START Stored records

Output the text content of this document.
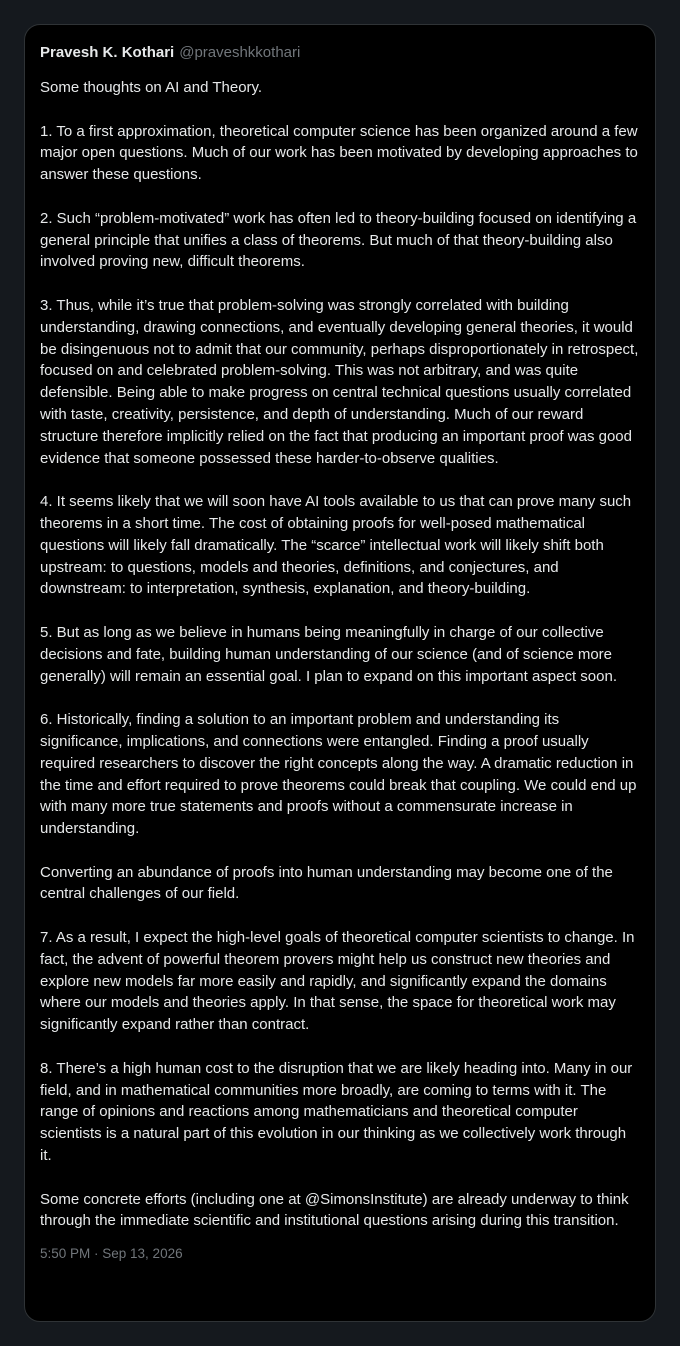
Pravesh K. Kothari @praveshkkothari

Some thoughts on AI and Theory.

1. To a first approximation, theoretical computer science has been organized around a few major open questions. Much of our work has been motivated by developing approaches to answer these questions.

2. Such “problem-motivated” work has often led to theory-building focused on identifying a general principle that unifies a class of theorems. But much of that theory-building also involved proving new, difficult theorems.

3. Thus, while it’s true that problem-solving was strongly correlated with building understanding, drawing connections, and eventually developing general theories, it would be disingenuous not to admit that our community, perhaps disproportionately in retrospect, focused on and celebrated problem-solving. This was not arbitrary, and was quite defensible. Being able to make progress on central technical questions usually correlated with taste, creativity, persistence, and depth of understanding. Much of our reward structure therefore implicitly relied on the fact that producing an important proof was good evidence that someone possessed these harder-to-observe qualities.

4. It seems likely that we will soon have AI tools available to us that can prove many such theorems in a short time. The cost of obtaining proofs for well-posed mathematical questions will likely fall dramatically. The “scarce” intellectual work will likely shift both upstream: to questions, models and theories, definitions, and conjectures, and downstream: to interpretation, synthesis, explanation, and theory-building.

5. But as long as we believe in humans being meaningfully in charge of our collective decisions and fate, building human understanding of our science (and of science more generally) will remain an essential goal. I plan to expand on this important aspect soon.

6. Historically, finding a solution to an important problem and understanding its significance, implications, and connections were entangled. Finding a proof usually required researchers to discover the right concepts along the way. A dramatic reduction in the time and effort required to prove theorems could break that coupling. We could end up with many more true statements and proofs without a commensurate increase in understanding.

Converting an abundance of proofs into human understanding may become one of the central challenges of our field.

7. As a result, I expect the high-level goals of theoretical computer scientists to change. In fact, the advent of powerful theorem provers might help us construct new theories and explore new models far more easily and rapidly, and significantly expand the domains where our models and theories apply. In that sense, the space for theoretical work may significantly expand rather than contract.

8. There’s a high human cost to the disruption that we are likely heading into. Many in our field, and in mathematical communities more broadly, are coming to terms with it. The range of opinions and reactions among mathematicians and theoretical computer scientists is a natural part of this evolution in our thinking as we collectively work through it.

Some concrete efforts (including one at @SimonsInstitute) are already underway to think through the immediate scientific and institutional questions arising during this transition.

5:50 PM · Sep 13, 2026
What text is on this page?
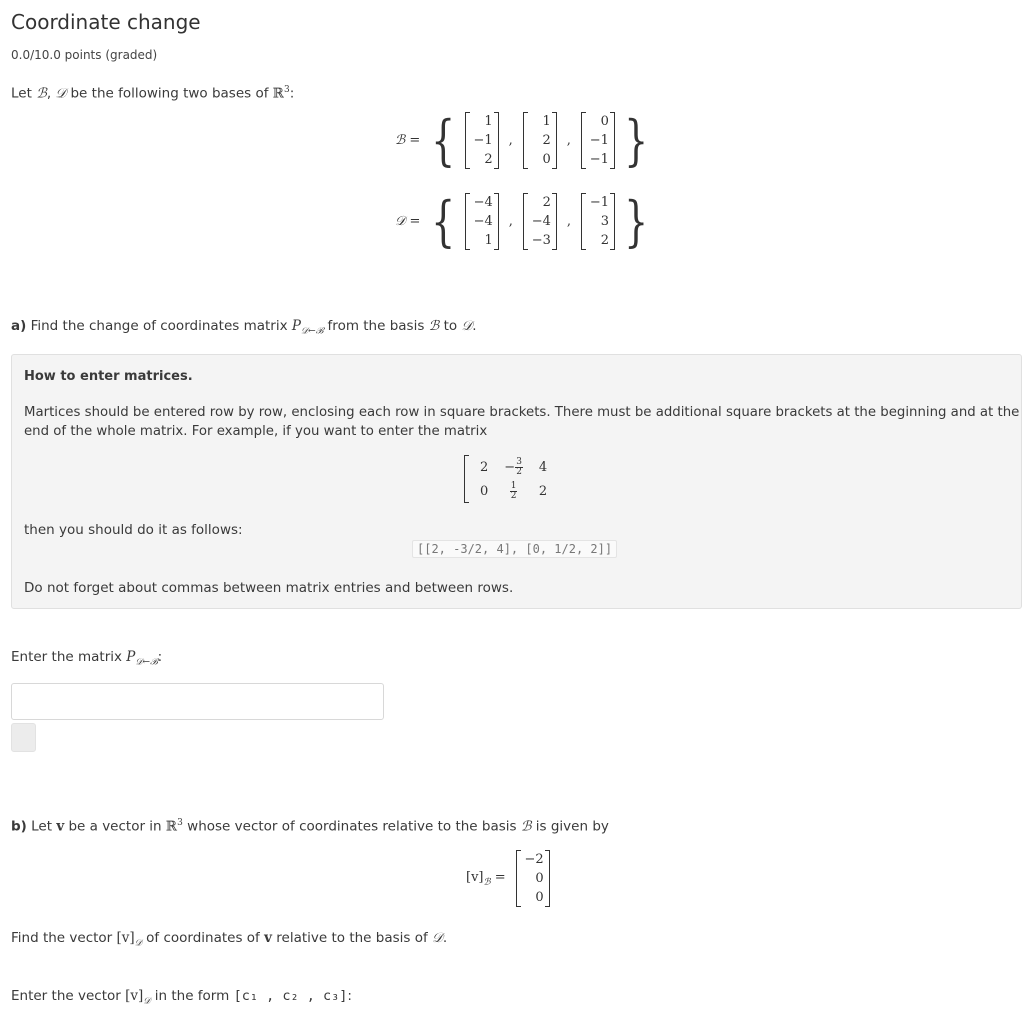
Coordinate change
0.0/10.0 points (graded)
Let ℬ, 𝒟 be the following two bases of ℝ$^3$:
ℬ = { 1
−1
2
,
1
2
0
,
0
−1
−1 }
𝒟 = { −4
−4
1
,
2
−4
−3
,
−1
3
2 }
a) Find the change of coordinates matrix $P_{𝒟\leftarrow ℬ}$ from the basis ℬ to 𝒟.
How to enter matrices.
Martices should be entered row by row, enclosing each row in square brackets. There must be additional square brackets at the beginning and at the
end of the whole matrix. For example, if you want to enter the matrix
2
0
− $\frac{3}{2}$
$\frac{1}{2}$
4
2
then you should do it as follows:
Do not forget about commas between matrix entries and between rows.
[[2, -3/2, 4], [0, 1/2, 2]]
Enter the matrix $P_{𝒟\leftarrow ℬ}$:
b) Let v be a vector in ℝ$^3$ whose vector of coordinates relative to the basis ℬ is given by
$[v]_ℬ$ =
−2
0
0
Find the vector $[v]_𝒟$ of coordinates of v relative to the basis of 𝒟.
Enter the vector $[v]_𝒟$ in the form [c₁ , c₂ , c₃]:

END Stored records

Objective: Transcribe every record above exactly, leaving out the pictures.

Solution for this task:
Output the text content of this document.
Pravesh K. Kothari @praveshkkothari

Some thoughts on AI and Theory.

1. To a first approximation, theoretical computer science has been organized around a few major open questions. Much of our work has been motivated by developing approaches to answer these questions.

2. Such “problem-motivated” work has often led to theory-building focused on identifying a general principle that unifies a class of theorems. But much of that theory-building also involved proving new, difficult theorems.

3. Thus, while it’s true that problem-solving was strongly correlated with building understanding, drawing connections, and eventually developing general theories, it would be disingenuous not to admit that our community, perhaps disproportionately in retrospect, focused on and celebrated problem-solving. This was not arbitrary, and was quite defensible. Being able to make progress on central technical questions usually correlated with taste, creativity, persistence, and depth of understanding. Much of our reward structure therefore implicitly relied on the fact that producing an important proof was good evidence that someone possessed these harder-to-observe qualities.

4. It seems likely that we will soon have AI tools available to us that can prove many such theorems in a short time. The cost of obtaining proofs for well-posed mathematical questions will likely fall dramatically. The “scarce” intellectual work will likely shift both upstream: to questions, models and theories, definitions, and conjectures, and downstream: to interpretation, synthesis, explanation, and theory-building.

5. But as long as we believe in humans being meaningfully in charge of our collective decisions and fate, building human understanding of our science (and of science more generally) will remain an essential goal. I plan to expand on this important aspect soon.

6. Historically, finding a solution to an important problem and understanding its significance, implications, and connections were entangled. Finding a proof usually required researchers to discover the right concepts along the way. A dramatic reduction in the time and effort required to prove theorems could break that coupling. We could end up with many more true statements and proofs without a commensurate increase in understanding.

Converting an abundance of proofs into human understanding may become one of the central challenges of our field.

7. As a result, I expect the high-level goals of theoretical computer scientists to change. In fact, the advent of powerful theorem provers might help us construct new theories and explore new models far more easily and rapidly, and significantly expand the domains where our models and theories apply. In that sense, the space for theoretical work may significantly expand rather than contract.

8. There’s a high human cost to the disruption that we are likely heading into. Many in our field, and in mathematical communities more broadly, are coming to terms with it. The range of opinions and reactions among mathematicians and theoretical computer scientists is a natural part of this evolution in our thinking as we collectively work through it.

Some concrete efforts (including one at @SimonsInstitute) are already underway to think through the immediate scientific and institutional questions arising during this transition.

5:50 PM · Sep 13, 2026
What text is on this page?
Coordinate change
0.0/10.0 points (graded)
Let ℬ, 𝒟 be the following two bases of ℝ$^3$:
ℬ = { 1
−1
2
,
1
2
0
,
0
−1
−1 }
𝒟 = { −4
−4
1
,
2
−4
−3
,
−1
3
2 }
a) Find the change of coordinates matrix $P_{𝒟\leftarrow ℬ}$ from the basis ℬ to 𝒟.
How to enter matrices.
Martices should be entered row by row, enclosing each row in square brackets. There must be additional square brackets at the beginning and at the
end of the whole matrix. For example, if you want to enter the matrix
2
0
− $\frac{3}{2}$
$\frac{1}{2}$
4
2
then you should do it as follows:
Do not forget about commas between matrix entries and between rows.
[[2, -3/2, 4], [0, 1/2, 2]]
Enter the matrix $P_{𝒟\leftarrow ℬ}$:
b) Let v be a vector in ℝ$^3$ whose vector of coordinates relative to the basis ℬ is given by
$[v]_ℬ$ =
−2
0
0
Find the vector $[v]_𝒟$ of coordinates of v relative to the basis of 𝒟.
Enter the vector $[v]_𝒟$ in the form [c₁ , c₂ , c₃]:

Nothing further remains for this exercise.